## Written exercise
Scan the data below for the string "followers". Show every line where it turns up.

Dataset records
============

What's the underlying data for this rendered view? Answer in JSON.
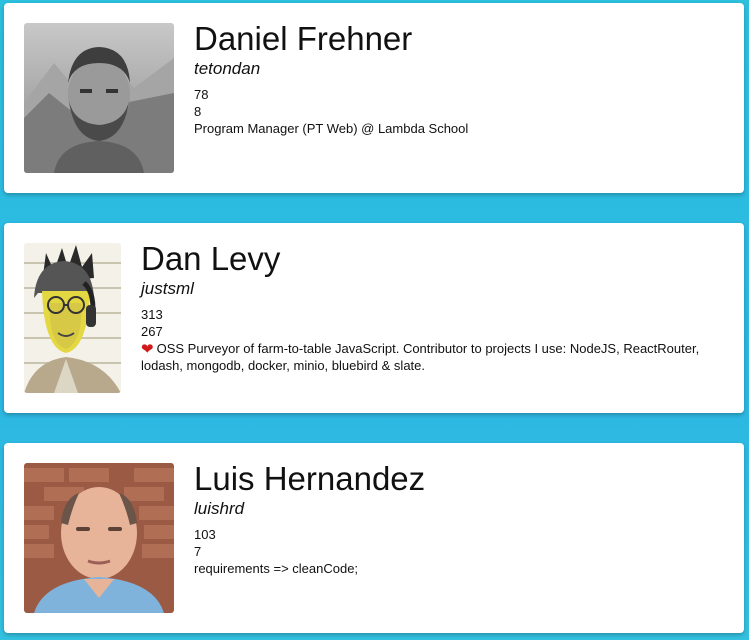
{
  "cards": [
    {
      "name": "Daniel Frehner",
      "username": "tetondan",
      "followers": "78",
      "following": "8",
      "bio": "Program Manager (PT Web) @ Lambda School"
    },
    {
      "name": "Dan Levy",
      "username": "justsml",
      "followers": "313",
      "following": "267",
      "bio_emoji": "heart-emoji",
      "bio": "OSS Purveyor of farm-to-table JavaScript. Contributor to projects I use: NodeJS, ReactRouter, lodash, mongodb, docker, minio, bluebird & slate."
    },
    {
      "name": "Luis Hernandez",
      "username": "luishrd",
      "followers": "103",
      "following": "7",
      "bio": "requirements => cleanCode;"
    }
  ],
  "colors": {
    "background": "#2cbde0",
    "card": "#ffffff",
    "heart": "#d11a1a"
  }
}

============

## Response to the task
      "followers": "78",
      "followers": "313",
      "followers": "103",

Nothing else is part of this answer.